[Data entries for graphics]
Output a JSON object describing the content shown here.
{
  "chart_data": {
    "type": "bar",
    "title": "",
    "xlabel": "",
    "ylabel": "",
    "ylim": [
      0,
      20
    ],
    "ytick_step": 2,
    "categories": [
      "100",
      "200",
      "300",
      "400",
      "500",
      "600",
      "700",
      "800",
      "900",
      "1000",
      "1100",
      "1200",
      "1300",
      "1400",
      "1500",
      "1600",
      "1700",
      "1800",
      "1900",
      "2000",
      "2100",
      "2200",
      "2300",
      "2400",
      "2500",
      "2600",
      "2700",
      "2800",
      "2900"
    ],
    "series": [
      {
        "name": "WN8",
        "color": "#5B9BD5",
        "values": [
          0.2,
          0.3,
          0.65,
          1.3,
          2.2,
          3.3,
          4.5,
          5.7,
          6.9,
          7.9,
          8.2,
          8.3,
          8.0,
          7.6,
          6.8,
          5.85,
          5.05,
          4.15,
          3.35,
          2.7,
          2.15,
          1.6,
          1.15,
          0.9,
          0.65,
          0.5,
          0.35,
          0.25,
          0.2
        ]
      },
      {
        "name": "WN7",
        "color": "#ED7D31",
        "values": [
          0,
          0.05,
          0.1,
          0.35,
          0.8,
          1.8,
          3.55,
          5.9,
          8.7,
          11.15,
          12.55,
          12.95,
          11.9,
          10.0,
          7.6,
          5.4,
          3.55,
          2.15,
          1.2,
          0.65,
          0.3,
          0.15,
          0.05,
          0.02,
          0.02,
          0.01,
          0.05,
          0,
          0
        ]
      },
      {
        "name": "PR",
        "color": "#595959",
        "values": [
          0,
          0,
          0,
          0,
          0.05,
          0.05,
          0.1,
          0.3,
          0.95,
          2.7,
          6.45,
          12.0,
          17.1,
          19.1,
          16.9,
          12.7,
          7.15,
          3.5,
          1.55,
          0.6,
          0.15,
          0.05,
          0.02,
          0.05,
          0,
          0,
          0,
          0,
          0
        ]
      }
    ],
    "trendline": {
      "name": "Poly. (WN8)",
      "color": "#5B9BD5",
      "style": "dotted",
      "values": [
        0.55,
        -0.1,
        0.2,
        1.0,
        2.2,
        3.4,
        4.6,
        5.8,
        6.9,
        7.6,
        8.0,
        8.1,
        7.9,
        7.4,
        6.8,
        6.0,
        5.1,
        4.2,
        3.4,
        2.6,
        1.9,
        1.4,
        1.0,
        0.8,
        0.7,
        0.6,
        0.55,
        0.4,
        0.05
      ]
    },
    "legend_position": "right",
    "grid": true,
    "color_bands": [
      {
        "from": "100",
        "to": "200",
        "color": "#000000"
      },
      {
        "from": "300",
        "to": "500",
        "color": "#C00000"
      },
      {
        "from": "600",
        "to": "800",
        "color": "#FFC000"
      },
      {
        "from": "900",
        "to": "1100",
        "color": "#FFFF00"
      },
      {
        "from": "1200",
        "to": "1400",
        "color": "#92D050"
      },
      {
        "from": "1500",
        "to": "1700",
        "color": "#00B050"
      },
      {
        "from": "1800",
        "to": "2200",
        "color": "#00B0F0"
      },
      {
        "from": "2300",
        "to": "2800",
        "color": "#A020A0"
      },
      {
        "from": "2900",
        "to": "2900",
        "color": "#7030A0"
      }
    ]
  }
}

### Challenge
Copy out the whole listing, exactly as written.

### Finished exercise
Output a JSON object describing the content shown here.
{
  "chart_data": {
    "type": "bar",
    "title": "",
    "xlabel": "",
    "ylabel": "",
    "ylim": [
      0,
      20
    ],
    "ytick_step": 2,
    "categories": [
      "100",
      "200",
      "300",
      "400",
      "500",
      "600",
      "700",
      "800",
      "900",
      "1000",
      "1100",
      "1200",
      "1300",
      "1400",
      "1500",
      "1600",
      "1700",
      "1800",
      "1900",
      "2000",
      "2100",
      "2200",
      "2300",
      "2400",
      "2500",
      "2600",
      "2700",
      "2800",
      "2900"
    ],
    "series": [
      {
        "name": "WN8",
        "color": "#5B9BD5",
        "values": [
          0.2,
          0.3,
          0.65,
          1.3,
          2.2,
          3.3,
          4.5,
          5.7,
          6.9,
          7.9,
          8.2,
          8.3,
          8.0,
          7.6,
          6.8,
          5.85,
          5.05,
          4.15,
          3.35,
          2.7,
          2.15,
          1.6,
          1.15,
          0.9,
          0.65,
          0.5,
          0.35,
          0.25,
          0.2
        ]
      },
      {
        "name": "WN7",
        "color": "#ED7D31",
        "values": [
          0,
          0.05,
          0.1,
          0.35,
          0.8,
          1.8,
          3.55,
          5.9,
          8.7,
          11.15,
          12.55,
          12.95,
          11.9,
          10.0,
          7.6,
          5.4,
          3.55,
          2.15,
          1.2,
          0.65,
          0.3,
          0.15,
          0.05,
          0.02,
          0.02,
          0.01,
          0.05,
          0,
          0
        ]
      },
      {
        "name": "PR",
        "color": "#595959",
        "values": [
          0,
          0,
          0,
          0,
          0.05,
          0.05,
          0.1,
          0.3,
          0.95,
          2.7,
          6.45,
          12.0,
          17.1,
          19.1,
          16.9,
          12.7,
          7.15,
          3.5,
          1.55,
          0.6,
          0.15,
          0.05,
          0.02,
          0.05,
          0,
          0,
          0,
          0,
          0
        ]
      }
    ],
    "trendline": {
      "name": "Poly. (WN8)",
      "color": "#5B9BD5",
      "style": "dotted",
      "values": [
        0.55,
        -0.1,
        0.2,
        1.0,
        2.2,
        3.4,
        4.6,
        5.8,
        6.9,
        7.6,
        8.0,
        8.1,
        7.9,
        7.4,
        6.8,
        6.0,
        5.1,
        4.2,
        3.4,
        2.6,
        1.9,
        1.4,
        1.0,
        0.8,
        0.7,
        0.6,
        0.55,
        0.4,
        0.05
      ]
    },
    "legend_position": "right",
    "grid": true,
    "color_bands": [
      {
        "from": "100",
        "to": "200",
        "color": "#000000"
      },
      {
        "from": "300",
        "to": "500",
        "color": "#C00000"
      },
      {
        "from": "600",
        "to": "800",
        "color": "#FFC000"
      },
      {
        "from": "900",
        "to": "1100",
        "color": "#FFFF00"
      },
      {
        "from": "1200",
        "to": "1400",
        "color": "#92D050"
      },
      {
        "from": "1500",
        "to": "1700",
        "color": "#00B050"
      },
      {
        "from": "1800",
        "to": "2200",
        "color": "#00B0F0"
      },
      {
        "from": "2300",
        "to": "2800",
        "color": "#A020A0"
      },
      {
        "from": "2900",
        "to": "2900",
        "color": "#7030A0"
      }
    ]
  }
}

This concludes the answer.